— Start RECORDS FOR THE EXERCISE —
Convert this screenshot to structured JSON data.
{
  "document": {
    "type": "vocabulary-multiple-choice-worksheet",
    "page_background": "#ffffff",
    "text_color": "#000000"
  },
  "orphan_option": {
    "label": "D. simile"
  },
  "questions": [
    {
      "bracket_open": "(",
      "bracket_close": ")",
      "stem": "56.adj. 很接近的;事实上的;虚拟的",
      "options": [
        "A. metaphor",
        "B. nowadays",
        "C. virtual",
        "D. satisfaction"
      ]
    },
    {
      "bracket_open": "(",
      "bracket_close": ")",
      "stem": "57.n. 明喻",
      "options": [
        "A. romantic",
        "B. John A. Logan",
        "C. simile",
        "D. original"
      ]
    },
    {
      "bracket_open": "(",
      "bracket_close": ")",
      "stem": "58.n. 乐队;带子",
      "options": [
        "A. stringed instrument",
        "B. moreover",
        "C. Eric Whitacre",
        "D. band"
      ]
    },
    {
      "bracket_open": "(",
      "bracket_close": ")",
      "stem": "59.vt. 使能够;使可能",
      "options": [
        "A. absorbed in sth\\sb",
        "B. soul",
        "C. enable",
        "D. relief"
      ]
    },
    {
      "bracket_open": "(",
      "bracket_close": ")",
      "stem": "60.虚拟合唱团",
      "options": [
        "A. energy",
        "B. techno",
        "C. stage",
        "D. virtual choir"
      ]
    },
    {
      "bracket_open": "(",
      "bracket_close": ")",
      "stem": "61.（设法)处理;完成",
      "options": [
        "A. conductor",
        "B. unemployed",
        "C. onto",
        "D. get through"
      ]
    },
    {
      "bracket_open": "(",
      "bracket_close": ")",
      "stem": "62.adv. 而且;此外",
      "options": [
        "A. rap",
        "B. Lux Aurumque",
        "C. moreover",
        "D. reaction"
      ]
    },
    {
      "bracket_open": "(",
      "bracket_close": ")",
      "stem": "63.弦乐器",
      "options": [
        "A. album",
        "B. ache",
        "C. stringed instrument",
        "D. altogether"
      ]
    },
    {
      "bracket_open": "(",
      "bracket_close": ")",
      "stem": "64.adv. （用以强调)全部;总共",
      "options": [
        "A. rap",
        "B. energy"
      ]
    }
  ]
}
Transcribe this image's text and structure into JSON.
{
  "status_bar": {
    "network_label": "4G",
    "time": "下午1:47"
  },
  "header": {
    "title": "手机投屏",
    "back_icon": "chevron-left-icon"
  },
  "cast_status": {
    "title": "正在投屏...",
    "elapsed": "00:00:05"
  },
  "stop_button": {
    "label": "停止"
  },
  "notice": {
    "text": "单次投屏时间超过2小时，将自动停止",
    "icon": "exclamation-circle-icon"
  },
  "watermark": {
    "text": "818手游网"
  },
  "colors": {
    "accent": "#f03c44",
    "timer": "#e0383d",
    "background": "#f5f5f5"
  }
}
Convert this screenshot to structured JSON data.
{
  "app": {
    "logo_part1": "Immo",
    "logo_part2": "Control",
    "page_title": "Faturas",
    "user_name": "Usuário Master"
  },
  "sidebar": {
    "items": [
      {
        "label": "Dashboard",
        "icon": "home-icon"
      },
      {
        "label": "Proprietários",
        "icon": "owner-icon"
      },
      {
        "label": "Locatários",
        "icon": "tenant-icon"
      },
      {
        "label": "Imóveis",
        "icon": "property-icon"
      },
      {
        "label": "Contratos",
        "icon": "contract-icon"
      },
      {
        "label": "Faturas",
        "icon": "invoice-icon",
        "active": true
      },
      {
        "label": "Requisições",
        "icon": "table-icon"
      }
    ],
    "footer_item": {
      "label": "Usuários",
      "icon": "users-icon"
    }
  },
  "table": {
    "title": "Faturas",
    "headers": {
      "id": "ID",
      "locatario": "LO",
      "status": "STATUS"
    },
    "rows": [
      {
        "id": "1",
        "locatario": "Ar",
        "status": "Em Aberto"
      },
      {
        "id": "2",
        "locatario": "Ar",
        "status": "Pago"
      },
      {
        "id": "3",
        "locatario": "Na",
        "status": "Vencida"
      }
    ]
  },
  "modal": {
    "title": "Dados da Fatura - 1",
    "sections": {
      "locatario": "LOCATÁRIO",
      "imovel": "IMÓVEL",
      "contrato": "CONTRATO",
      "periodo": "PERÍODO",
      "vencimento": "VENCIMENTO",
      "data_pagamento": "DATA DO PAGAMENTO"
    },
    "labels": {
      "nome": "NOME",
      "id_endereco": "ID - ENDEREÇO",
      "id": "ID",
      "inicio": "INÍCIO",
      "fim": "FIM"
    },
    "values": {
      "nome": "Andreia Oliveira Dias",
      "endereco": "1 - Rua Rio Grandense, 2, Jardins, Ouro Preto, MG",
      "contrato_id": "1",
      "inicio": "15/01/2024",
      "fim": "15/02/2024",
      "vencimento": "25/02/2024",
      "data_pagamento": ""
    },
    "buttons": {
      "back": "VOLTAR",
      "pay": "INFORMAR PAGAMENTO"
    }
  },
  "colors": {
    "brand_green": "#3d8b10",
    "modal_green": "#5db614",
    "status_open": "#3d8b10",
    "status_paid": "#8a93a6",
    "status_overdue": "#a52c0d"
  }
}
— End RECORDS FOR THE EXERCISE —
● OBJECTIVE
Set down the material above again, word for word.

● ANSWER TO THIS PROBLEM
Convert this screenshot to structured JSON data.
{
  "document": {
    "type": "vocabulary-multiple-choice-worksheet",
    "page_background": "#ffffff",
    "text_color": "#000000"
  },
  "orphan_option": {
    "label": "D. simile"
  },
  "questions": [
    {
      "bracket_open": "(",
      "bracket_close": ")",
      "stem": "56.adj. 很接近的;事实上的;虚拟的",
      "options": [
        "A. metaphor",
        "B. nowadays",
        "C. virtual",
        "D. satisfaction"
      ]
    },
    {
      "bracket_open": "(",
      "bracket_close": ")",
      "stem": "57.n. 明喻",
      "options": [
        "A. romantic",
        "B. John A. Logan",
        "C. simile",
        "D. original"
      ]
    },
    {
      "bracket_open": "(",
      "bracket_close": ")",
      "stem": "58.n. 乐队;带子",
      "options": [
        "A. stringed instrument",
        "B. moreover",
        "C. Eric Whitacre",
        "D. band"
      ]
    },
    {
      "bracket_open": "(",
      "bracket_close": ")",
      "stem": "59.vt. 使能够;使可能",
      "options": [
        "A. absorbed in sth\\sb",
        "B. soul",
        "C. enable",
        "D. relief"
      ]
    },
    {
      "bracket_open": "(",
      "bracket_close": ")",
      "stem": "60.虚拟合唱团",
      "options": [
        "A. energy",
        "B. techno",
        "C. stage",
        "D. virtual choir"
      ]
    },
    {
      "bracket_open": "(",
      "bracket_close": ")",
      "stem": "61.（设法)处理;完成",
      "options": [
        "A. conductor",
        "B. unemployed",
        "C. onto",
        "D. get through"
      ]
    },
    {
      "bracket_open": "(",
      "bracket_close": ")",
      "stem": "62.adv. 而且;此外",
      "options": [
        "A. rap",
        "B. Lux Aurumque",
        "C. moreover",
        "D. reaction"
      ]
    },
    {
      "bracket_open": "(",
      "bracket_close": ")",
      "stem": "63.弦乐器",
      "options": [
        "A. album",
        "B. ache",
        "C. stringed instrument",
        "D. altogether"
      ]
    },
    {
      "bracket_open": "(",
      "bracket_close": ")",
      "stem": "64.adv. （用以强调)全部;总共",
      "options": [
        "A. rap",
        "B. energy"
      ]
    }
  ]
}
Transcribe this image's text and structure into JSON.
{
  "status_bar": {
    "network_label": "4G",
    "time": "下午1:47"
  },
  "header": {
    "title": "手机投屏",
    "back_icon": "chevron-left-icon"
  },
  "cast_status": {
    "title": "正在投屏...",
    "elapsed": "00:00:05"
  },
  "stop_button": {
    "label": "停止"
  },
  "notice": {
    "text": "单次投屏时间超过2小时，将自动停止",
    "icon": "exclamation-circle-icon"
  },
  "watermark": {
    "text": "818手游网"
  },
  "colors": {
    "accent": "#f03c44",
    "timer": "#e0383d",
    "background": "#f5f5f5"
  }
}
Convert this screenshot to structured JSON data.
{
  "app": {
    "logo_part1": "Immo",
    "logo_part2": "Control",
    "page_title": "Faturas",
    "user_name": "Usuário Master"
  },
  "sidebar": {
    "items": [
      {
        "label": "Dashboard",
        "icon": "home-icon"
      },
      {
        "label": "Proprietários",
        "icon": "owner-icon"
      },
      {
        "label": "Locatários",
        "icon": "tenant-icon"
      },
      {
        "label": "Imóveis",
        "icon": "property-icon"
      },
      {
        "label": "Contratos",
        "icon": "contract-icon"
      },
      {
        "label": "Faturas",
        "icon": "invoice-icon",
        "active": true
      },
      {
        "label": "Requisições",
        "icon": "table-icon"
      }
    ],
    "footer_item": {
      "label": "Usuários",
      "icon": "users-icon"
    }
  },
  "table": {
    "title": "Faturas",
    "headers": {
      "id": "ID",
      "locatario": "LO",
      "status": "STATUS"
    },
    "rows": [
      {
        "id": "1",
        "locatario": "Ar",
        "status": "Em Aberto"
      },
      {
        "id": "2",
        "locatario": "Ar",
        "status": "Pago"
      },
      {
        "id": "3",
        "locatario": "Na",
        "status": "Vencida"
      }
    ]
  },
  "modal": {
    "title": "Dados da Fatura - 1",
    "sections": {
      "locatario": "LOCATÁRIO",
      "imovel": "IMÓVEL",
      "contrato": "CONTRATO",
      "periodo": "PERÍODO",
      "vencimento": "VENCIMENTO",
      "data_pagamento": "DATA DO PAGAMENTO"
    },
    "labels": {
      "nome": "NOME",
      "id_endereco": "ID - ENDEREÇO",
      "id": "ID",
      "inicio": "INÍCIO",
      "fim": "FIM"
    },
    "values": {
      "nome": "Andreia Oliveira Dias",
      "endereco": "1 - Rua Rio Grandense, 2, Jardins, Ouro Preto, MG",
      "contrato_id": "1",
      "inicio": "15/01/2024",
      "fim": "15/02/2024",
      "vencimento": "25/02/2024",
      "data_pagamento": ""
    },
    "buttons": {
      "back": "VOLTAR",
      "pay": "INFORMAR PAGAMENTO"
    }
  },
  "colors": {
    "brand_green": "#3d8b10",
    "modal_green": "#5db614",
    "status_open": "#3d8b10",
    "status_paid": "#8a93a6",
    "status_overdue": "#a52c0d"
  }
}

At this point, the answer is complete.